_Exercise_
Copy the records below exactly as they are written.
── Dataset records
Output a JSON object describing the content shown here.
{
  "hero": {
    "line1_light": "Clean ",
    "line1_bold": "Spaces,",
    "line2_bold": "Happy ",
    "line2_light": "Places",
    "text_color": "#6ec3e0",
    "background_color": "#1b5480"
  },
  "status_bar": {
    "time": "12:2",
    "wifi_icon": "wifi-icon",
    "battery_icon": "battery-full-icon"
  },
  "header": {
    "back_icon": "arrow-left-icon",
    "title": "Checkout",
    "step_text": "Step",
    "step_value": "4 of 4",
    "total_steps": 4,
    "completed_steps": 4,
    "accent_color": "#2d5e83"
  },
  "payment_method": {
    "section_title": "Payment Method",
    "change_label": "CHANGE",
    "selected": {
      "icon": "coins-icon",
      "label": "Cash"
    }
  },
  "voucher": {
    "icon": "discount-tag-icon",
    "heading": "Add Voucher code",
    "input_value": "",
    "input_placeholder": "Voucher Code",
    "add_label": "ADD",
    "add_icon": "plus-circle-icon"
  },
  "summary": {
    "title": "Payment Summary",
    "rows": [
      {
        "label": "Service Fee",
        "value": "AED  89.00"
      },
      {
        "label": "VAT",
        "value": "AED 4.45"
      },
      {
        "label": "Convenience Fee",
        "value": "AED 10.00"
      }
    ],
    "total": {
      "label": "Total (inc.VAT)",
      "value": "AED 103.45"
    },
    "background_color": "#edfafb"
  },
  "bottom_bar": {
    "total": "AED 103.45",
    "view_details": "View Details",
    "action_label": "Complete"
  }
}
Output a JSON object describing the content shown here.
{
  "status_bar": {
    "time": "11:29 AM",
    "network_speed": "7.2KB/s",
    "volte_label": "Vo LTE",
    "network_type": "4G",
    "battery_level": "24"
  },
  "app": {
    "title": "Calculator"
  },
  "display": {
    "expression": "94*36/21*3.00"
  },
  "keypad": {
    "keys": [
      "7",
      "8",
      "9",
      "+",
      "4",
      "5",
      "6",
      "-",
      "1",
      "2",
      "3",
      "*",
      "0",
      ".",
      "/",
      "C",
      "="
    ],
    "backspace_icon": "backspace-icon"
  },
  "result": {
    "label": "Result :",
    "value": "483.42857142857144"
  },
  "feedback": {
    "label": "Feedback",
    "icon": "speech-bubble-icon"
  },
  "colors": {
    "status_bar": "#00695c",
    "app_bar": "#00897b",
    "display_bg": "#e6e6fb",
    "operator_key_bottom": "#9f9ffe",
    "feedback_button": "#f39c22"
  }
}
────
_Expected answer_
Output a JSON object describing the content shown here.
{
  "hero": {
    "line1_light": "Clean ",
    "line1_bold": "Spaces,",
    "line2_bold": "Happy ",
    "line2_light": "Places",
    "text_color": "#6ec3e0",
    "background_color": "#1b5480"
  },
  "status_bar": {
    "time": "12:2",
    "wifi_icon": "wifi-icon",
    "battery_icon": "battery-full-icon"
  },
  "header": {
    "back_icon": "arrow-left-icon",
    "title": "Checkout",
    "step_text": "Step",
    "step_value": "4 of 4",
    "total_steps": 4,
    "completed_steps": 4,
    "accent_color": "#2d5e83"
  },
  "payment_method": {
    "section_title": "Payment Method",
    "change_label": "CHANGE",
    "selected": {
      "icon": "coins-icon",
      "label": "Cash"
    }
  },
  "voucher": {
    "icon": "discount-tag-icon",
    "heading": "Add Voucher code",
    "input_value": "",
    "input_placeholder": "Voucher Code",
    "add_label": "ADD",
    "add_icon": "plus-circle-icon"
  },
  "summary": {
    "title": "Payment Summary",
    "rows": [
      {
        "label": "Service Fee",
        "value": "AED  89.00"
      },
      {
        "label": "VAT",
        "value": "AED 4.45"
      },
      {
        "label": "Convenience Fee",
        "value": "AED 10.00"
      }
    ],
    "total": {
      "label": "Total (inc.VAT)",
      "value": "AED 103.45"
    },
    "background_color": "#edfafb"
  },
  "bottom_bar": {
    "total": "AED 103.45",
    "view_details": "View Details",
    "action_label": "Complete"
  }
}
Output a JSON object describing the content shown here.
{
  "status_bar": {
    "time": "11:29 AM",
    "network_speed": "7.2KB/s",
    "volte_label": "Vo LTE",
    "network_type": "4G",
    "battery_level": "24"
  },
  "app": {
    "title": "Calculator"
  },
  "display": {
    "expression": "94*36/21*3.00"
  },
  "keypad": {
    "keys": [
      "7",
      "8",
      "9",
      "+",
      "4",
      "5",
      "6",
      "-",
      "1",
      "2",
      "3",
      "*",
      "0",
      ".",
      "/",
      "C",
      "="
    ],
    "backspace_icon": "backspace-icon"
  },
  "result": {
    "label": "Result :",
    "value": "483.42857142857144"
  },
  "feedback": {
    "label": "Feedback",
    "icon": "speech-bubble-icon"
  },
  "colors": {
    "status_bar": "#00695c",
    "app_bar": "#00897b",
    "display_bg": "#e6e6fb",
    "operator_key_bottom": "#9f9ffe",
    "feedback_button": "#f39c22"
  }
}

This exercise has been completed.